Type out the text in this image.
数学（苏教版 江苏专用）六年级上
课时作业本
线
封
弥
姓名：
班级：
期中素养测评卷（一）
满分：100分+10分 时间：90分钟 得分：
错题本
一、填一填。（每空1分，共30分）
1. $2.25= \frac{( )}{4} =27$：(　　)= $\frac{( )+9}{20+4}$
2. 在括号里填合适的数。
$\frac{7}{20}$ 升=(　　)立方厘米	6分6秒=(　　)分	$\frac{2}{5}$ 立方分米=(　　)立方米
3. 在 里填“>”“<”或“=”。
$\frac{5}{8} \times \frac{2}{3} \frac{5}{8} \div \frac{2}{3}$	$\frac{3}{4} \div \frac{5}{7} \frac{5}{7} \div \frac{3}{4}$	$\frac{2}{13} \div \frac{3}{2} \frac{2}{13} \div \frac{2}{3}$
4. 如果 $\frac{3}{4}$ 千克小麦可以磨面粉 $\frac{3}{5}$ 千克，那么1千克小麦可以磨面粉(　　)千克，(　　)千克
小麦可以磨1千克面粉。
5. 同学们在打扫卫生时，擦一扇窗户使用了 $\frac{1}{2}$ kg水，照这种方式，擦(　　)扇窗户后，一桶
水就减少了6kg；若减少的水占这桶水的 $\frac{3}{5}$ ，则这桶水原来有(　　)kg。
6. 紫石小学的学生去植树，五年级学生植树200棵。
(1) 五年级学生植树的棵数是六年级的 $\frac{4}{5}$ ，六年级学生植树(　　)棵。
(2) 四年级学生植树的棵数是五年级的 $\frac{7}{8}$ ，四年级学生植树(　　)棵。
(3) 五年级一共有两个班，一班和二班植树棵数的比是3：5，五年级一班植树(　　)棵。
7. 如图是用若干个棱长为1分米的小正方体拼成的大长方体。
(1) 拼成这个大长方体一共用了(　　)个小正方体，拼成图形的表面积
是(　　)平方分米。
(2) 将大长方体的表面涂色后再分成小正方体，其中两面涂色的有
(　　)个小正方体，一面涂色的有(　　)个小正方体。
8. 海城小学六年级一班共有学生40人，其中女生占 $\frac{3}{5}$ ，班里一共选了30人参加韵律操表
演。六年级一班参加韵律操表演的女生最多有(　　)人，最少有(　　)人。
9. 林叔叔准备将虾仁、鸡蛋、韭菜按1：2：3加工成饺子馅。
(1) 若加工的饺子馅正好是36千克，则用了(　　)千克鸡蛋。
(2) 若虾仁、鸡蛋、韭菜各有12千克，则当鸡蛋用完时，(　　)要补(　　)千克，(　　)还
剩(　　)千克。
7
- - - - - - -
--- Directions ---
All entries must be repeated verbatim.

--- Output below ---
Type out the text in this image.
数学（苏教版 江苏专用）六年级上
课时作业本
线
封
弥
姓名：
班级：
期中素养测评卷（一）
满分：100分+10分 时间：90分钟 得分：
错题本
一、填一填。（每空1分，共30分）
1. $2.25= \frac{( )}{4} =27$：(　　)= $\frac{( )+9}{20+4}$
2. 在括号里填合适的数。
$\frac{7}{20}$ 升=(　　)立方厘米	6分6秒=(　　)分	$\frac{2}{5}$ 立方分米=(　　)立方米
3. 在 里填“>”“<”或“=”。
$\frac{5}{8} \times \frac{2}{3} \frac{5}{8} \div \frac{2}{3}$	$\frac{3}{4} \div \frac{5}{7} \frac{5}{7} \div \frac{3}{4}$	$\frac{2}{13} \div \frac{3}{2} \frac{2}{13} \div \frac{2}{3}$
4. 如果 $\frac{3}{4}$ 千克小麦可以磨面粉 $\frac{3}{5}$ 千克，那么1千克小麦可以磨面粉(　　)千克，(　　)千克
小麦可以磨1千克面粉。
5. 同学们在打扫卫生时，擦一扇窗户使用了 $\frac{1}{2}$ kg水，照这种方式，擦(　　)扇窗户后，一桶
水就减少了6kg；若减少的水占这桶水的 $\frac{3}{5}$ ，则这桶水原来有(　　)kg。
6. 紫石小学的学生去植树，五年级学生植树200棵。
(1) 五年级学生植树的棵数是六年级的 $\frac{4}{5}$ ，六年级学生植树(　　)棵。
(2) 四年级学生植树的棵数是五年级的 $\frac{7}{8}$ ，四年级学生植树(　　)棵。
(3) 五年级一共有两个班，一班和二班植树棵数的比是3：5，五年级一班植树(　　)棵。
7. 如图是用若干个棱长为1分米的小正方体拼成的大长方体。
(1) 拼成这个大长方体一共用了(　　)个小正方体，拼成图形的表面积
是(　　)平方分米。
(2) 将大长方体的表面涂色后再分成小正方体，其中两面涂色的有
(　　)个小正方体，一面涂色的有(　　)个小正方体。
8. 海城小学六年级一班共有学生40人，其中女生占 $\frac{3}{5}$ ，班里一共选了30人参加韵律操表
演。六年级一班参加韵律操表演的女生最多有(　　)人，最少有(　　)人。
9. 林叔叔准备将虾仁、鸡蛋、韭菜按1：2：3加工成饺子馅。
(1) 若加工的饺子馅正好是36千克，则用了(　　)千克鸡蛋。
(2) 若虾仁、鸡蛋、韭菜各有12千克，则当鸡蛋用完时，(　　)要补(　　)千克，(　　)还
剩(　　)千克。
7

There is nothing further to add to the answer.